_YOUR TASK_
Wherever the string "true" appears in the listing, copy that line.

── DATASET ENTRIES ──

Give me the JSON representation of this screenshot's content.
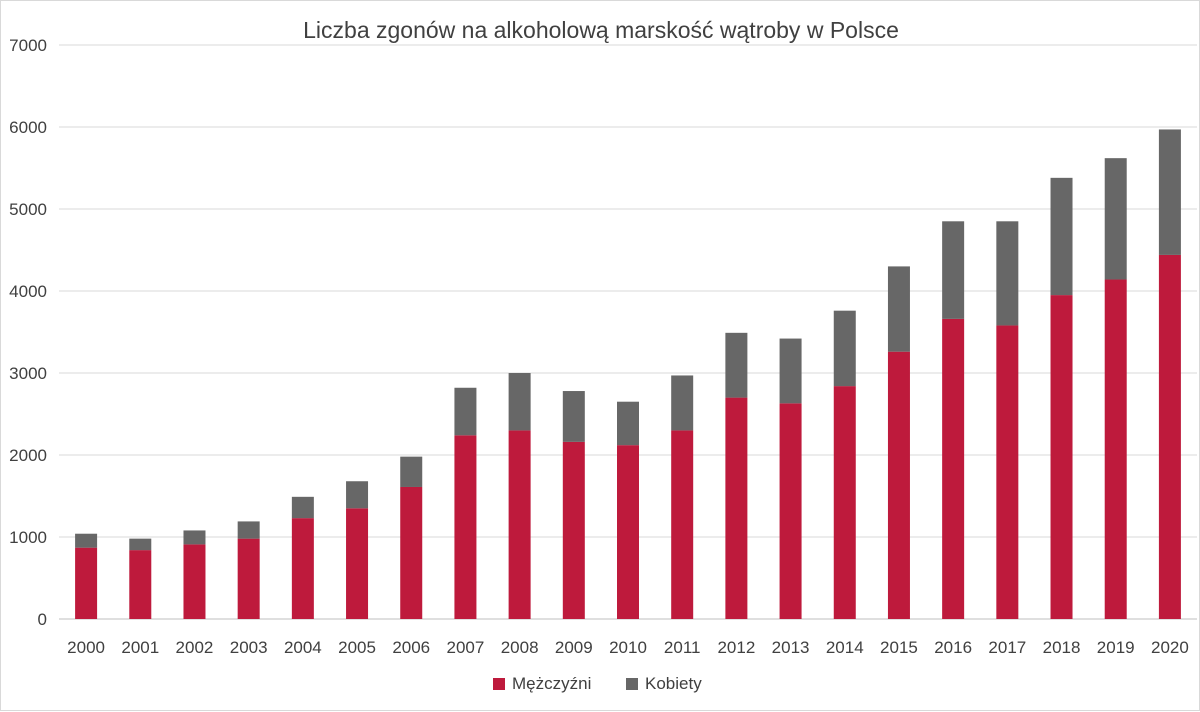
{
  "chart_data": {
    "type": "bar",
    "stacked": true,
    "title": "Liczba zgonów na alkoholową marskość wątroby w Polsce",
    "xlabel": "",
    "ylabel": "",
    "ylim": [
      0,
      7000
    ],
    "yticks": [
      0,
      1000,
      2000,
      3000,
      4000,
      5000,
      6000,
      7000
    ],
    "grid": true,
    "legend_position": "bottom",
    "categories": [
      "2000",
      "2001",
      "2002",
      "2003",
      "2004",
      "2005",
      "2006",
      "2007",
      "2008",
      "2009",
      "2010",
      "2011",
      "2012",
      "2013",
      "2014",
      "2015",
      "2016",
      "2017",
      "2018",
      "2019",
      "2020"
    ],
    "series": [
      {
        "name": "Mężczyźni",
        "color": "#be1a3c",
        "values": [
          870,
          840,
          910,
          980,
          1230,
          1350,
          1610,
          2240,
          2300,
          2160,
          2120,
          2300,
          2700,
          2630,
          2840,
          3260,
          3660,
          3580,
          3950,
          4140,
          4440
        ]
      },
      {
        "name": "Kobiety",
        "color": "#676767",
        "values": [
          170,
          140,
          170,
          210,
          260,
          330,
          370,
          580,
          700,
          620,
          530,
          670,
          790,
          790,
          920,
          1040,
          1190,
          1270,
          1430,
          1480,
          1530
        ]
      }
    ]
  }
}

───
── DATASET ENTRIES ──

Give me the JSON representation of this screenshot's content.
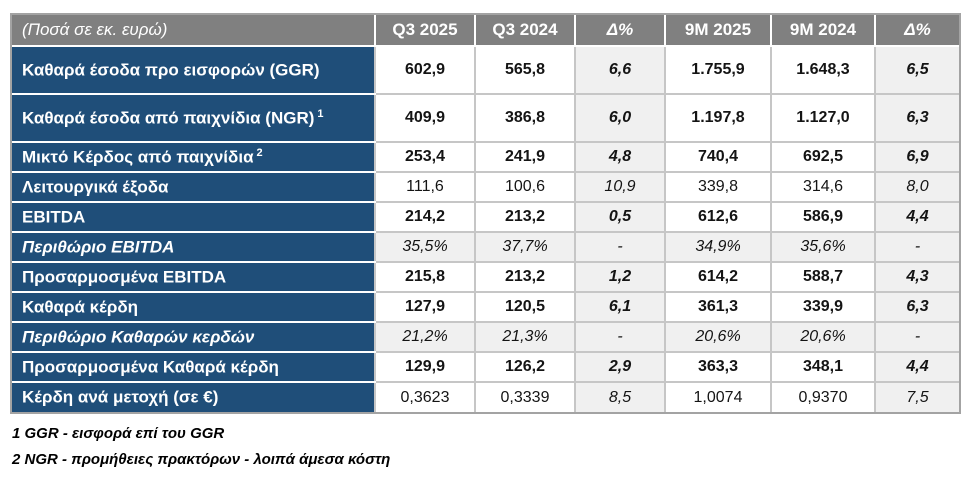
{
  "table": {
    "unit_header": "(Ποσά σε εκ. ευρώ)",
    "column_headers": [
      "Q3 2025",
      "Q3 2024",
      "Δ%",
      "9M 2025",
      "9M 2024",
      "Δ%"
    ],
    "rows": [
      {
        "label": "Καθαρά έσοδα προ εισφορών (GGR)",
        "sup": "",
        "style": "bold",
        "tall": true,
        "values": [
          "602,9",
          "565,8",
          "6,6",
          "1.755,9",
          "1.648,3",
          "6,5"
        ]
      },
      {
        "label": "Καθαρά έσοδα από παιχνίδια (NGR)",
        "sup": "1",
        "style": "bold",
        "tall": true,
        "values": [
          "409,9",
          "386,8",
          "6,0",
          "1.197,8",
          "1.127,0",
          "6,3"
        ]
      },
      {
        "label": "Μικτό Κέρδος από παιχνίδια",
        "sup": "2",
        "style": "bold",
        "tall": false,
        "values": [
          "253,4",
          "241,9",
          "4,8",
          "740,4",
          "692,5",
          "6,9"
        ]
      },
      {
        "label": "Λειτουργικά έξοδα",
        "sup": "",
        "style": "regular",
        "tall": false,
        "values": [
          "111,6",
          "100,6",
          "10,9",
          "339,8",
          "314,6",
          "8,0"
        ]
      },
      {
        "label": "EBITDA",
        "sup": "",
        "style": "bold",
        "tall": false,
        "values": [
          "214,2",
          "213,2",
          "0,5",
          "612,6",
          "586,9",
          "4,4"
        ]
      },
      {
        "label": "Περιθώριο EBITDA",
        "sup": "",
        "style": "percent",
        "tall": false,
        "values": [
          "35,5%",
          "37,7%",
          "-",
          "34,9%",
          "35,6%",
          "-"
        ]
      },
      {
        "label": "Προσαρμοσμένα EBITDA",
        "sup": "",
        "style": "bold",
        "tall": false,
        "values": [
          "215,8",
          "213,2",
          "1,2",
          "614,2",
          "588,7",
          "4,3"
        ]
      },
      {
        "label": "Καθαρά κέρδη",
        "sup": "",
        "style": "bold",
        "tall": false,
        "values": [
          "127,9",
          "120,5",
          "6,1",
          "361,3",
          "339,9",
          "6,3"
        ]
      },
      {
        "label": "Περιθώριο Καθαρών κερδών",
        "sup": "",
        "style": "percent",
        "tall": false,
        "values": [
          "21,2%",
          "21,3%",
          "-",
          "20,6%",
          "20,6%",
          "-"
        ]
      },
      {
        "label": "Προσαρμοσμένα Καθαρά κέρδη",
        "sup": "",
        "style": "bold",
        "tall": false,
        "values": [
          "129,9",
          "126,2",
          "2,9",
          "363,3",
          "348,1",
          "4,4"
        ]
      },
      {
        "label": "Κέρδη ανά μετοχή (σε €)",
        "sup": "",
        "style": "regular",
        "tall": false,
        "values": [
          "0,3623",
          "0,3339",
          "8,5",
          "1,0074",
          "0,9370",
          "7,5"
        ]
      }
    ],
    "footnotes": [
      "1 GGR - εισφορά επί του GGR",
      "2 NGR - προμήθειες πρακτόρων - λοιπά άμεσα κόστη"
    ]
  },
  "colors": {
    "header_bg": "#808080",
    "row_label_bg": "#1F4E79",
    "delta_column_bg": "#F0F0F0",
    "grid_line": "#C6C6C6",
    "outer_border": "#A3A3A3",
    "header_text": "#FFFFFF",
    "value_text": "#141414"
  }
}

───

_FINAL ANSWER_
    "stacked": true,
    "grid": true,
        "tall": true,
        "tall": true,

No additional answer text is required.